Il mondo del sacro. La liturgia e il canto franco-romano

La liturgia e il canto franco-romano

Accettato ormai comunemente che Gregorio Magno non possa aver disposto da solo l’universale riordino e collazione del patrimonio di canto c.d. gregoriano, nondimeno si deve dire che la sua opera favorì una delle istituzioni che poniamo tra le fonti imprescindibili di quello che più correttamente gli studiosi ormai intendono come canto franco-romano: la schola cantorum di Roma.
La fondazione della schola cantorum papale si colloca tra la fine del papato di Ilario (461-468) e il 590, anno di elezione di Gregorio, il quale nella sua missione diplomatica a Bisanzio aveva forse praticato quelle comunità monastiche dove si coltivava ampiamente il canto comunitario, che probabilmente funsero da modello per la schola romana – cui Gregorio,  pur senza esserne il fondatore, dette sicuramente direttive e fornì sostanze – da cui prenderanno le mosse tutte le scholæ del continente.

^^^^^^^^^^^^^^^^

● Compito da svolgere: Trascrivi fedelmente dal documento sul canto franco-romano il passo che inizia con "Accettato ormai comunemente" e prosegue fino a "scholæ del continente.". I dati riportati più avanti sono materiale a sé, distinto dal documento.

● Dati forniti:
^^^^^^^^^^^^^^^^

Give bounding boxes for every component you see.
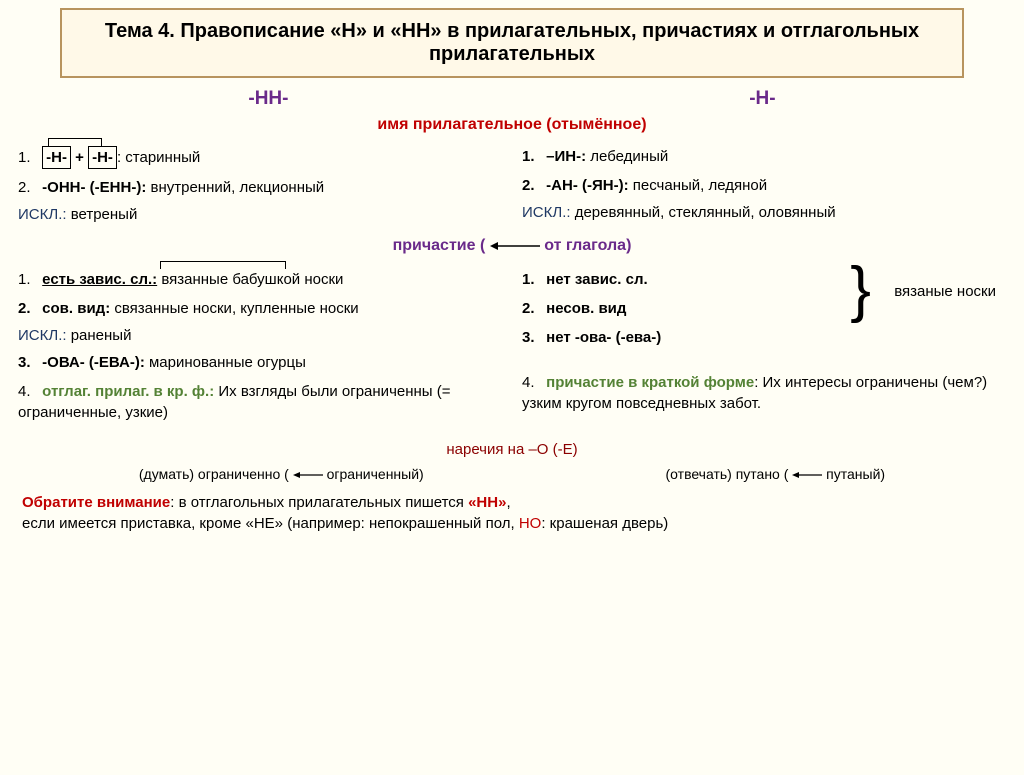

^^^^^^^^^^^^^^^^

● Risposta scritta:
Accettato ormai comunemente che Gregorio Magno non possa aver disposto da solo l’universale riordino e collazione del patrimonio di canto c.d. gregoriano, nondimeno si deve dire che la sua opera favorì una delle istituzioni che poniamo tra le fonti imprescindibili di quello che più correttamente gli studiosi ormai intendono come canto franco-romano: la schola cantorum di Roma.
La fondazione della schola cantorum papale si colloca tra la fine del papato di Ilario (461-468) e il 590, anno di elezione di Gregorio, il quale nella sua missione diplomatica a Bisanzio aveva forse praticato quelle comunità monastiche dove si coltivava ampiamente il canto comunitario, che probabilmente funsero da modello per la schola romana – cui Gregorio,  pur senza esserne il fondatore, dette sicuramente direttive e fornì sostanze – da cui prenderanno le mosse tutte le scholæ del continente.